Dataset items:

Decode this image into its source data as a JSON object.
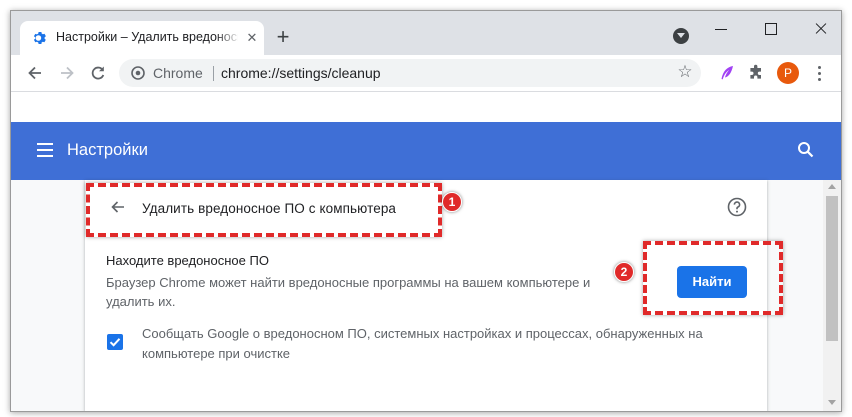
{
  "tab": {
    "title": "Настройки – Удалить вредоносное ПО",
    "icon": "gear-icon",
    "close_icon": "close-icon"
  },
  "new_tab_label": "+",
  "toolbar": {
    "back_icon": "back-arrow-icon",
    "forward_icon": "forward-arrow-icon",
    "reload_icon": "reload-icon",
    "omnibox_site": "Chrome",
    "omnibox_url": "chrome://settings/cleanup",
    "bookmark_icon": "star-icon",
    "avatar_letter": "P"
  },
  "settings": {
    "header_title": "Настройки",
    "page_heading": "Удалить вредоносное ПО с компьютера",
    "section_title": "Находите вредоносное ПО",
    "section_description": "Браузер Chrome может найти вредоносные программы на вашем компьютере и удалить их.",
    "find_button": "Найти",
    "checkbox_checked": true,
    "checkbox_label": "Сообщать Google о вредоносном ПО, системных настройках и процессах, обнаруженных на компьютере при очистке"
  },
  "annotations": {
    "marker_1": "1",
    "marker_2": "2"
  },
  "colors": {
    "header_blue": "#3f6fd6",
    "button_blue": "#1a73e8",
    "annotation_red": "#e02a2a",
    "avatar_orange": "#e8590c"
  }
}
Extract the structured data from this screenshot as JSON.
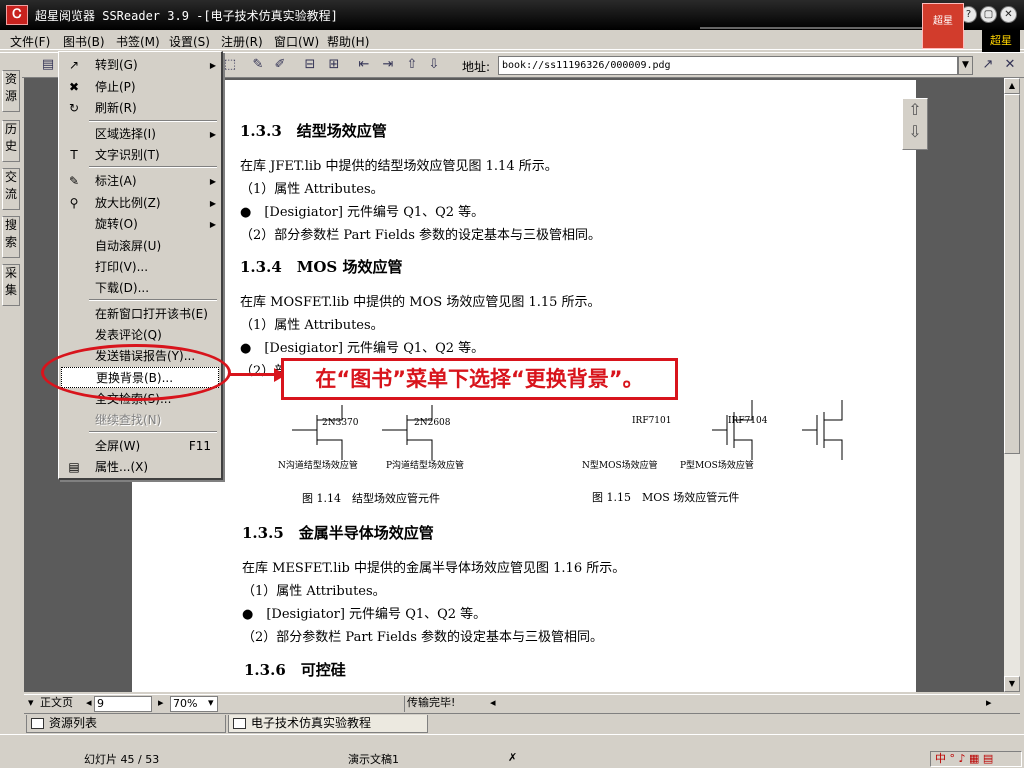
{
  "window": {
    "title": "超星阅览器 SSReader 3.9 -[电子技术仿真实验教程]",
    "brand_badge": "超星"
  },
  "menubar": {
    "items": [
      "文件(F)",
      "图书(B)",
      "书签(M)",
      "设置(S)",
      "注册(R)",
      "窗口(W)",
      "帮助(H)"
    ],
    "globe": "超星"
  },
  "toolbar": {
    "address_label": "地址:",
    "address_value": "book://ss11196326/000009.pdg"
  },
  "sidetabs": [
    "资源",
    "历史",
    "交流",
    "搜索",
    "采集"
  ],
  "book_menu": {
    "items": [
      {
        "label": "转到(G)",
        "icon": "goto-icon",
        "glyph": "↗",
        "submenu": true
      },
      {
        "label": "停止(P)",
        "icon": "stop-icon",
        "glyph": "✖"
      },
      {
        "label": "刷新(R)",
        "icon": "refresh-icon",
        "glyph": "↻"
      },
      {
        "label": "区域选择(I)",
        "submenu": true
      },
      {
        "label": "文字识别(T)",
        "icon": "text-recognize-icon",
        "glyph": "T"
      },
      {
        "label": "标注(A)",
        "icon": "annotate-icon",
        "glyph": "✎",
        "submenu": true
      },
      {
        "label": "放大比例(Z)",
        "icon": "zoom-icon",
        "glyph": "⚲",
        "submenu": true
      },
      {
        "label": "旋转(O)",
        "submenu": true
      },
      {
        "label": "自动滚屏(U)"
      },
      {
        "label": "打印(V)..."
      },
      {
        "label": "下载(D)..."
      },
      {
        "label": "在新窗口打开该书(E)"
      },
      {
        "label": "发表评论(Q)"
      },
      {
        "label": "发送错误报告(Y)..."
      },
      {
        "label": "更换背景(B)...",
        "selected": true
      },
      {
        "label": "全文检索(S)..."
      },
      {
        "label": "继续查找(N)",
        "disabled": true
      },
      {
        "label": "全屏(W)",
        "shortcut": "F11"
      },
      {
        "label": "属性...(X)",
        "icon": "properties-icon",
        "glyph": "▤"
      }
    ]
  },
  "annotation": {
    "callout": "在“图书”菜单下选择“更换背景”。"
  },
  "page": {
    "h133": "1.3.3　结型场效应管",
    "p1": "在库 JFET.lib 中提供的结型场效应管见图 1.14 所示。",
    "p2": "（1）属性 Attributes。",
    "p3": "●　[Desigiator] 元件编号 Q1、Q2 等。",
    "p4": "（2）部分参数栏 Part Fields 参数的设定基本与三极管相同。",
    "h134": "1.3.4　MOS 场效应管",
    "p5": "在库 MOSFET.lib 中提供的 MOS 场效应管见图 1.15 所示。",
    "p6": "（1）属性 Attributes。",
    "p7": "●　[Desigiator] 元件编号 Q1、Q2 等。",
    "p8": "（2）部",
    "fig_labels": [
      "2N3370",
      "2N2608",
      "IRF7101",
      "IRF7104"
    ],
    "fig_names": [
      "N沟道结型场效应管",
      "P沟道结型场效应管",
      "N型MOS场效应管",
      "P型MOS场效应管"
    ],
    "cap114": "图 1.14　结型场效应管元件",
    "cap115": "图 1.15　MOS 场效应管元件",
    "h135": "1.3.5　金属半导体场效应管",
    "p9": "在库 MESFET.lib 中提供的金属半导体场效应管见图 1.16 所示。",
    "p10": "（1）属性 Attributes。",
    "p11": "●　[Desigiator] 元件编号 Q1、Q2 等。",
    "p12": "（2）部分参数栏 Part Fields 参数的设定基本与三极管相同。",
    "h136": "1.3.6　可控硅"
  },
  "statusbar": {
    "mode": "正文页",
    "page": "9",
    "zoom": "70%",
    "message": "传输完毕!"
  },
  "bottomtabs": {
    "resources": "资源列表",
    "book": "电子技术仿真实验教程"
  },
  "taskbar": {
    "slide": "幻灯片 45 / 53",
    "doc": "演示文稿1",
    "lang": "中"
  }
}
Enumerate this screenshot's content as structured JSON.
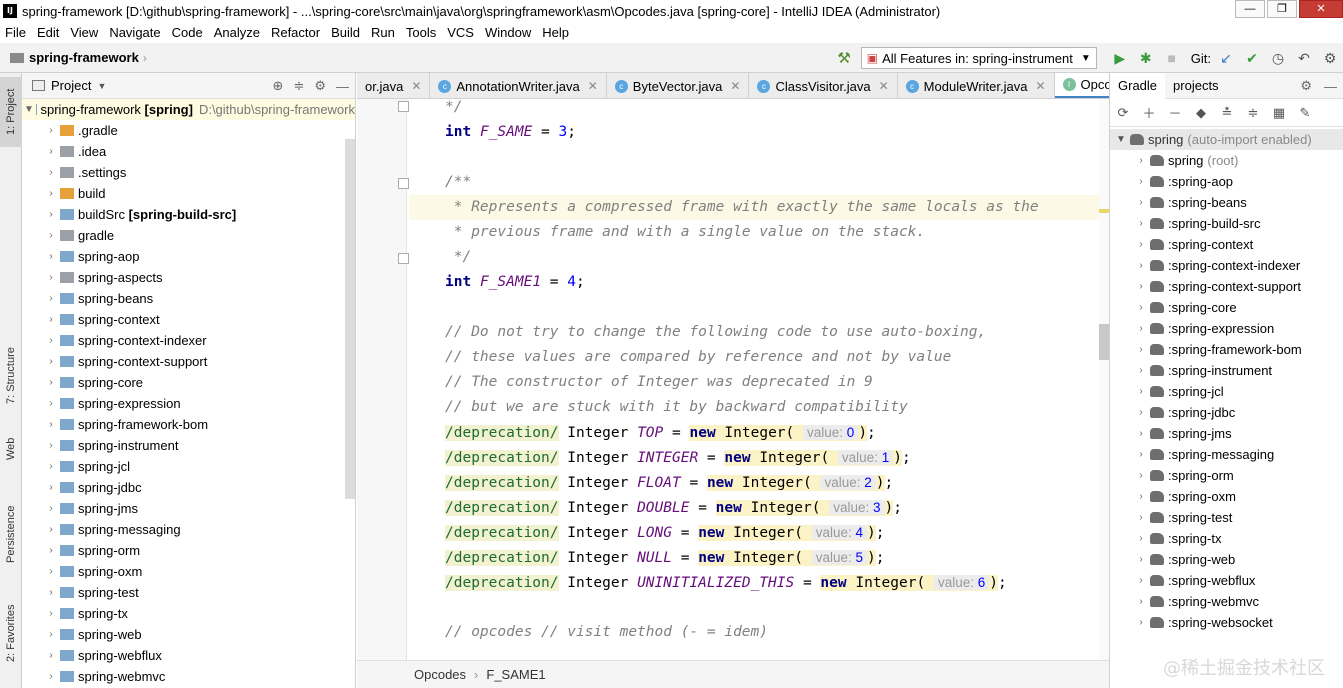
{
  "window": {
    "title": "spring-framework [D:\\github\\spring-framework] - ...\\spring-core\\src\\main\\java\\org\\springframework\\asm\\Opcodes.java [spring-core] - IntelliJ IDEA (Administrator)",
    "app_icon": "IJ"
  },
  "menu": [
    "File",
    "Edit",
    "View",
    "Navigate",
    "Code",
    "Analyze",
    "Refactor",
    "Build",
    "Run",
    "Tools",
    "VCS",
    "Window",
    "Help"
  ],
  "navbar": {
    "project": "spring-framework",
    "run_config": "All Features in: spring-instrument",
    "git_label": "Git:"
  },
  "left_strip": [
    "1: Project",
    "7: Structure",
    "Web",
    "Persistence",
    "2: Favorites"
  ],
  "project_panel": {
    "title": "Project",
    "root": {
      "name": "spring-framework",
      "module": "[spring]",
      "path": "D:\\github\\spring-framework"
    },
    "items": [
      {
        "name": ".gradle",
        "icon": "orange"
      },
      {
        "name": ".idea",
        "icon": "gray"
      },
      {
        "name": ".settings",
        "icon": "gray"
      },
      {
        "name": "build",
        "icon": "orange"
      },
      {
        "name": "buildSrc",
        "module": "[spring-build-src]",
        "icon": "module"
      },
      {
        "name": "gradle",
        "icon": "gray"
      },
      {
        "name": "spring-aop",
        "icon": "module"
      },
      {
        "name": "spring-aspects",
        "icon": "gray"
      },
      {
        "name": "spring-beans",
        "icon": "module"
      },
      {
        "name": "spring-context",
        "icon": "module"
      },
      {
        "name": "spring-context-indexer",
        "icon": "module"
      },
      {
        "name": "spring-context-support",
        "icon": "module"
      },
      {
        "name": "spring-core",
        "icon": "module"
      },
      {
        "name": "spring-expression",
        "icon": "module"
      },
      {
        "name": "spring-framework-bom",
        "icon": "module"
      },
      {
        "name": "spring-instrument",
        "icon": "module"
      },
      {
        "name": "spring-jcl",
        "icon": "module"
      },
      {
        "name": "spring-jdbc",
        "icon": "module"
      },
      {
        "name": "spring-jms",
        "icon": "module"
      },
      {
        "name": "spring-messaging",
        "icon": "module"
      },
      {
        "name": "spring-orm",
        "icon": "module"
      },
      {
        "name": "spring-oxm",
        "icon": "module"
      },
      {
        "name": "spring-test",
        "icon": "module"
      },
      {
        "name": "spring-tx",
        "icon": "module"
      },
      {
        "name": "spring-web",
        "icon": "module"
      },
      {
        "name": "spring-webflux",
        "icon": "module"
      },
      {
        "name": "spring-webmvc",
        "icon": "module"
      }
    ]
  },
  "editor": {
    "tabs": [
      {
        "label": "or.java"
      },
      {
        "label": "AnnotationWriter.java"
      },
      {
        "label": "ByteVector.java"
      },
      {
        "label": "ClassVisitor.java"
      },
      {
        "label": "ModuleWriter.java"
      },
      {
        "label": "Opcodes.j"
      }
    ],
    "code": {
      "l1": "*/",
      "l2_kw": "int",
      "l2_field": "F_SAME",
      "l2_num": "3",
      "l4": "/**",
      "l5": "* Represents a compressed frame with exactly the same locals as the",
      "l6": "* previous frame and with a single value on the stack.",
      "l7": "*/",
      "l8_kw": "int",
      "l8_field": "F_SAME1",
      "l8_num": "4",
      "c1": "// Do not try to change the following code to use auto-boxing,",
      "c2": "// these values are compared by reference and not by value",
      "c3": "// The constructor of Integer was deprecated in 9",
      "c4": "// but we are stuck with it by backward compatibility",
      "ints": [
        {
          "name": "TOP",
          "value": "0"
        },
        {
          "name": "INTEGER",
          "value": "1"
        },
        {
          "name": "FLOAT",
          "value": "2"
        },
        {
          "name": "DOUBLE",
          "value": "3"
        },
        {
          "name": "LONG",
          "value": "4"
        },
        {
          "name": "NULL",
          "value": "5"
        },
        {
          "name": "UNINITIALIZED_THIS",
          "value": "6"
        }
      ],
      "anno": "/deprecation/",
      "type": "Integer",
      "new_kw": "new",
      "hint_label": "value:",
      "c5": "// opcodes // visit method (- = idem)"
    },
    "breadcrumbs": [
      "Opcodes",
      "F_SAME1"
    ]
  },
  "gradle_panel": {
    "tabs": [
      "Gradle",
      "projects"
    ],
    "root": {
      "name": "spring",
      "note": "(auto-import enabled)"
    },
    "items": [
      {
        "name": "spring",
        "note": "(root)"
      },
      {
        "name": ":spring-aop"
      },
      {
        "name": ":spring-beans"
      },
      {
        "name": ":spring-build-src"
      },
      {
        "name": ":spring-context"
      },
      {
        "name": ":spring-context-indexer"
      },
      {
        "name": ":spring-context-support"
      },
      {
        "name": ":spring-core"
      },
      {
        "name": ":spring-expression"
      },
      {
        "name": ":spring-framework-bom"
      },
      {
        "name": ":spring-instrument"
      },
      {
        "name": ":spring-jcl"
      },
      {
        "name": ":spring-jdbc"
      },
      {
        "name": ":spring-jms"
      },
      {
        "name": ":spring-messaging"
      },
      {
        "name": ":spring-orm"
      },
      {
        "name": ":spring-oxm"
      },
      {
        "name": ":spring-test"
      },
      {
        "name": ":spring-tx"
      },
      {
        "name": ":spring-web"
      },
      {
        "name": ":spring-webflux"
      },
      {
        "name": ":spring-webmvc"
      },
      {
        "name": ":spring-websocket"
      }
    ]
  },
  "watermark": "@稀土掘金技术社区"
}
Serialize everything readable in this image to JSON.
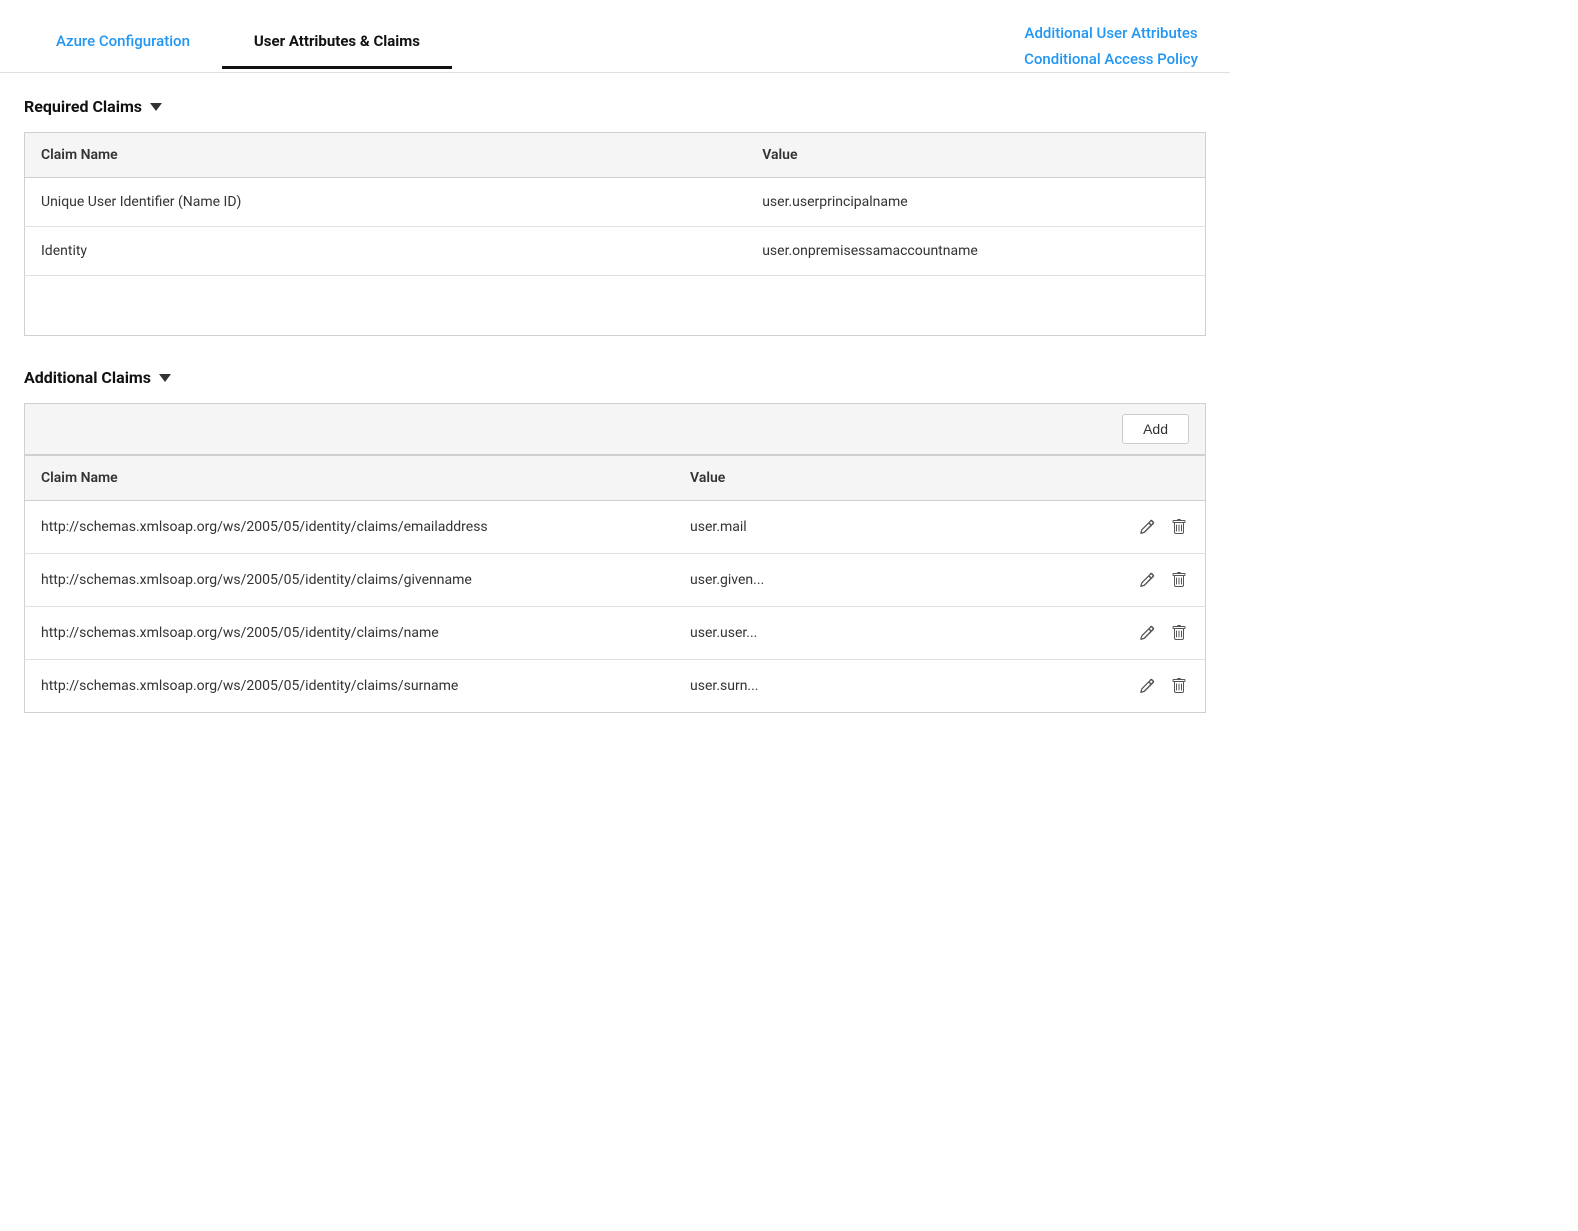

• What is required: Locate each line containing the string "компьютере" and show it.

• Response below:
    "section_description": "Браузер Chrome может найти вредоносные программы на вашем компьютере и удалить их.",
    "checkbox_label": "Сообщать Google о вредоносном ПО, системных настройках и процессах, обнаруженных на компьютере при очистке"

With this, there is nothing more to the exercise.